[Figure record extracts]
◇ ◇ ◇ ◇ ◇ ◇ ◇

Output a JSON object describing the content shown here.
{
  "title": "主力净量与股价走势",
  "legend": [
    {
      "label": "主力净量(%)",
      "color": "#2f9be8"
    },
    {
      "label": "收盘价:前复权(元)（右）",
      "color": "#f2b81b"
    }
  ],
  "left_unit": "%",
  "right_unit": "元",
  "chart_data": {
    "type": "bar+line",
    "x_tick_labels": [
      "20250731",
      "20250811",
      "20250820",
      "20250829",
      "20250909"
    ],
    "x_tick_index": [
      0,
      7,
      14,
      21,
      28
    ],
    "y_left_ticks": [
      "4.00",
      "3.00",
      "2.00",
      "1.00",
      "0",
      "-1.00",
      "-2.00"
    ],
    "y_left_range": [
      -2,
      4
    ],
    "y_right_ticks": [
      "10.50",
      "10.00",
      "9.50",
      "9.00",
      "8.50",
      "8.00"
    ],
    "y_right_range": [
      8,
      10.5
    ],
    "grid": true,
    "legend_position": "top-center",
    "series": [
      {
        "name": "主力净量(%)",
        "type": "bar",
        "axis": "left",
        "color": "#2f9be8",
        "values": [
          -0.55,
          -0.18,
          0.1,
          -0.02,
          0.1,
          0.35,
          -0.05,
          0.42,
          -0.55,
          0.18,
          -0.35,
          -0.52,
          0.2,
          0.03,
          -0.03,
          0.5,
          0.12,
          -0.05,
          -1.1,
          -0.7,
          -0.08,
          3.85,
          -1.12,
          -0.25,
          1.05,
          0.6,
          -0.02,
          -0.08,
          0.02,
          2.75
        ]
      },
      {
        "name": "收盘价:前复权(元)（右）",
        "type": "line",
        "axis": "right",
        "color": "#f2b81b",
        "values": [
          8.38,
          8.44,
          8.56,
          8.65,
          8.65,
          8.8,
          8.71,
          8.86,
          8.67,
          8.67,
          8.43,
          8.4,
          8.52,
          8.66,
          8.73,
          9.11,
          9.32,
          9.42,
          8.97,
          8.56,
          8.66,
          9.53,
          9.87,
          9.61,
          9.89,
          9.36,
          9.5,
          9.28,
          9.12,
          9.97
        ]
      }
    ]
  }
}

◇ ◇ ◇ ◇ ◇ ◇ ◇

__STATED TASK__: Once more, set down the full listing, verbatim.

__EXERCISE OUTPUT__:
Output a JSON object describing the content shown here.
{
  "title": "主力净量与股价走势",
  "legend": [
    {
      "label": "主力净量(%)",
      "color": "#2f9be8"
    },
    {
      "label": "收盘价:前复权(元)（右）",
      "color": "#f2b81b"
    }
  ],
  "left_unit": "%",
  "right_unit": "元",
  "chart_data": {
    "type": "bar+line",
    "x_tick_labels": [
      "20250731",
      "20250811",
      "20250820",
      "20250829",
      "20250909"
    ],
    "x_tick_index": [
      0,
      7,
      14,
      21,
      28
    ],
    "y_left_ticks": [
      "4.00",
      "3.00",
      "2.00",
      "1.00",
      "0",
      "-1.00",
      "-2.00"
    ],
    "y_left_range": [
      -2,
      4
    ],
    "y_right_ticks": [
      "10.50",
      "10.00",
      "9.50",
      "9.00",
      "8.50",
      "8.00"
    ],
    "y_right_range": [
      8,
      10.5
    ],
    "grid": true,
    "legend_position": "top-center",
    "series": [
      {
        "name": "主力净量(%)",
        "type": "bar",
        "axis": "left",
        "color": "#2f9be8",
        "values": [
          -0.55,
          -0.18,
          0.1,
          -0.02,
          0.1,
          0.35,
          -0.05,
          0.42,
          -0.55,
          0.18,
          -0.35,
          -0.52,
          0.2,
          0.03,
          -0.03,
          0.5,
          0.12,
          -0.05,
          -1.1,
          -0.7,
          -0.08,
          3.85,
          -1.12,
          -0.25,
          1.05,
          0.6,
          -0.02,
          -0.08,
          0.02,
          2.75
        ]
      },
      {
        "name": "收盘价:前复权(元)（右）",
        "type": "line",
        "axis": "right",
        "color": "#f2b81b",
        "values": [
          8.38,
          8.44,
          8.56,
          8.65,
          8.65,
          8.8,
          8.71,
          8.86,
          8.67,
          8.67,
          8.43,
          8.4,
          8.52,
          8.66,
          8.73,
          9.11,
          9.32,
          9.42,
          8.97,
          8.56,
          8.66,
          9.53,
          9.87,
          9.61,
          9.89,
          9.36,
          9.5,
          9.28,
          9.12,
          9.97
        ]
      }
    ]
  }
}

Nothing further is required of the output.